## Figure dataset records
----------------
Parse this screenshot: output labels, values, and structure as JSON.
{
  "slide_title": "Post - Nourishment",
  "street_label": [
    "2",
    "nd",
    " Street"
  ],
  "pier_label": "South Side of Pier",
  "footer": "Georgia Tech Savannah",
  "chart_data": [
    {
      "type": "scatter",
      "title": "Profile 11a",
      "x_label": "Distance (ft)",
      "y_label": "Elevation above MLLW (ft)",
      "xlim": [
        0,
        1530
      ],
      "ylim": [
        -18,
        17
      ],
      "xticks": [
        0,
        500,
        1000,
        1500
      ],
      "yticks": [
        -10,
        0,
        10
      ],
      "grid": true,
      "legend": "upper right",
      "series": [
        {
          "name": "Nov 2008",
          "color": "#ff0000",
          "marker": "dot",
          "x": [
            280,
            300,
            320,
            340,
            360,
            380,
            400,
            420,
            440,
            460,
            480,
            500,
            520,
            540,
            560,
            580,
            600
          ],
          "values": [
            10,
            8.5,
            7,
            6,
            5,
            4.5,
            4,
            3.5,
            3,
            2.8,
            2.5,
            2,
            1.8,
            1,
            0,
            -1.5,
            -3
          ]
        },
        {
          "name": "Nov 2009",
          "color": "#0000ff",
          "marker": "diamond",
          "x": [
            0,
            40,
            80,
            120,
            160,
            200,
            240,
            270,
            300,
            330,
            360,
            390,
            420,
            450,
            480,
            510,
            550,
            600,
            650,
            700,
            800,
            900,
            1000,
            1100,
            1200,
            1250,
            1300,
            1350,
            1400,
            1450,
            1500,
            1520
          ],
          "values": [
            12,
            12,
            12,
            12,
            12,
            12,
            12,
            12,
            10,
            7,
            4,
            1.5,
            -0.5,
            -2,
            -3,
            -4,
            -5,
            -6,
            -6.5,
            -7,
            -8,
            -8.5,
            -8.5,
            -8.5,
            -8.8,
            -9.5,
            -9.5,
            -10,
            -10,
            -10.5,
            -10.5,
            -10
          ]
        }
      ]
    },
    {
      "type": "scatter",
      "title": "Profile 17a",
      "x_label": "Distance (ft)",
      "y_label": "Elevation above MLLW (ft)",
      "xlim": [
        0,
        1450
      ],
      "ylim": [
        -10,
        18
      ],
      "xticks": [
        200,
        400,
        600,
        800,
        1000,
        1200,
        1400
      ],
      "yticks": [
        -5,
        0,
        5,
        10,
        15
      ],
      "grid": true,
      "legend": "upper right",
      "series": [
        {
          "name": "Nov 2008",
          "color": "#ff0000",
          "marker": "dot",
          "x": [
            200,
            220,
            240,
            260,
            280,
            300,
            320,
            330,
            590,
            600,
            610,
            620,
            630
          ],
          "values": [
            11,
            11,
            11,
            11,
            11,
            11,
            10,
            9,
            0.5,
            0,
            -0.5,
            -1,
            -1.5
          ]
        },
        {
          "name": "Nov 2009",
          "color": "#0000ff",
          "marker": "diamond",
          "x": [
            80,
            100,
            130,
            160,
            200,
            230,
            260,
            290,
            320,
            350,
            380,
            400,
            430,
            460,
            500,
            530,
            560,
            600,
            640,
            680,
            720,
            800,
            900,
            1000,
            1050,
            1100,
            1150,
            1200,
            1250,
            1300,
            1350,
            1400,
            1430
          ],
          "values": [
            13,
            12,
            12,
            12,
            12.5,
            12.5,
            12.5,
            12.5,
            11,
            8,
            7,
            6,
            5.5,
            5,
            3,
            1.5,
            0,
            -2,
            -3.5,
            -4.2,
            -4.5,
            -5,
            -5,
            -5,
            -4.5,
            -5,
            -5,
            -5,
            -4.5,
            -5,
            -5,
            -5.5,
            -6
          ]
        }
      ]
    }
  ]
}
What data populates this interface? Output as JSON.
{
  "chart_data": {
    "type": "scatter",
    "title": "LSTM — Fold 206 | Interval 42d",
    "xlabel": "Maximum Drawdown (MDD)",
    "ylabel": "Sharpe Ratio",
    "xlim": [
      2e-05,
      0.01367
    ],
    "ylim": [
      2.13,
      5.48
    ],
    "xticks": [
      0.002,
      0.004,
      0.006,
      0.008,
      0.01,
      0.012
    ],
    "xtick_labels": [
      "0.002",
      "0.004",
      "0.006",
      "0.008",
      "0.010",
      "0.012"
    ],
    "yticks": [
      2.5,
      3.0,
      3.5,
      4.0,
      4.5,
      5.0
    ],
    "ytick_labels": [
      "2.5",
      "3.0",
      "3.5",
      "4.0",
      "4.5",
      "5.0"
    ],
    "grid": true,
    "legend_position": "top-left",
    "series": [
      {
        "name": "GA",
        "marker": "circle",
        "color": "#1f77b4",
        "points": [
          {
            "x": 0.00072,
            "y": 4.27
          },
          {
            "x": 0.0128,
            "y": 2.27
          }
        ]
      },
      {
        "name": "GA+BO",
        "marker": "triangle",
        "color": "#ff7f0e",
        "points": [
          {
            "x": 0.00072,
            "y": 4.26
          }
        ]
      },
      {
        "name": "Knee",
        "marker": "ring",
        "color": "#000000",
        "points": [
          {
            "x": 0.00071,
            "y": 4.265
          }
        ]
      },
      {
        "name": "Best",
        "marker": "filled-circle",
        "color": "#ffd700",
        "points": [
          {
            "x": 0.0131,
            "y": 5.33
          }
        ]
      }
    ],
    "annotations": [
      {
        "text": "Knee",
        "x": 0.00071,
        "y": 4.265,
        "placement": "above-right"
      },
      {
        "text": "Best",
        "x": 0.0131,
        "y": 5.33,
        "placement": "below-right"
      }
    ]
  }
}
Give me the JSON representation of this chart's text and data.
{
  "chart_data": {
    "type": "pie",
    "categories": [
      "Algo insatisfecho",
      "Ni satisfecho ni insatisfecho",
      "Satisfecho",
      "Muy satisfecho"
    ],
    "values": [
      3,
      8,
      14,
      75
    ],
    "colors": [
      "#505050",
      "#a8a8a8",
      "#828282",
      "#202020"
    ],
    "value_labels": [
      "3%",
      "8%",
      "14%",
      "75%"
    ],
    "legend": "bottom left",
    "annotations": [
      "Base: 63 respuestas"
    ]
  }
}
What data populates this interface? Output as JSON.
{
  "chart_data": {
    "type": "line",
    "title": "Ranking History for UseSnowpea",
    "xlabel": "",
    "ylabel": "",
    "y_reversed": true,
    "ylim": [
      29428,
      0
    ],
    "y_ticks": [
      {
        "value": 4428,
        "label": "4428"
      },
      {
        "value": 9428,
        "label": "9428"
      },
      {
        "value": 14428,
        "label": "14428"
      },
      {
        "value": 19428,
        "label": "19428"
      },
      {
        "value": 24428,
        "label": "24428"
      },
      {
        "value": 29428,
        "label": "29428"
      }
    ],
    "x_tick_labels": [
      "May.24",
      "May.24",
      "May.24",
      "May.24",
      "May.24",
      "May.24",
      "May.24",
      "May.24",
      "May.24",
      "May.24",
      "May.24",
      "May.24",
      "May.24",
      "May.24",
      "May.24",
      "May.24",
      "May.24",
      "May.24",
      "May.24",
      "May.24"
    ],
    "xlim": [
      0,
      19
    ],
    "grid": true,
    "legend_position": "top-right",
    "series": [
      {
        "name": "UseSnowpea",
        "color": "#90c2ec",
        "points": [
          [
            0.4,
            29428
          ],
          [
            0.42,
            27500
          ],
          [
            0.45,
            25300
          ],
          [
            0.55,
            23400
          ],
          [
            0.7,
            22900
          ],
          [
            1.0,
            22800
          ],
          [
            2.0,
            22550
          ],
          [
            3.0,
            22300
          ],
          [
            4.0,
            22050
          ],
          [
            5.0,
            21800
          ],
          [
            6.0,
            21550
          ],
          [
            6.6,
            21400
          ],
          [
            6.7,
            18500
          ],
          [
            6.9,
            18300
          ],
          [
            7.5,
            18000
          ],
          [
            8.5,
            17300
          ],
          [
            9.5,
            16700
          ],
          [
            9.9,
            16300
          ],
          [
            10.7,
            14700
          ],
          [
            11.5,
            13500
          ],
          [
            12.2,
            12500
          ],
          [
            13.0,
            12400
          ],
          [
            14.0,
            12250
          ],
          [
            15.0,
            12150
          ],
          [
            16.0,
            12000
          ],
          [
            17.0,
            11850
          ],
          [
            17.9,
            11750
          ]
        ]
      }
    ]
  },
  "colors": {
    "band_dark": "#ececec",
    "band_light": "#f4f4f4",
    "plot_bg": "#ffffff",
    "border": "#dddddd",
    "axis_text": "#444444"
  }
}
----------------
## Challenge
Track down every line with the word "Profile" and copy it.

## Full response
      "title": "Profile 11a",
      "title": "Profile 17a",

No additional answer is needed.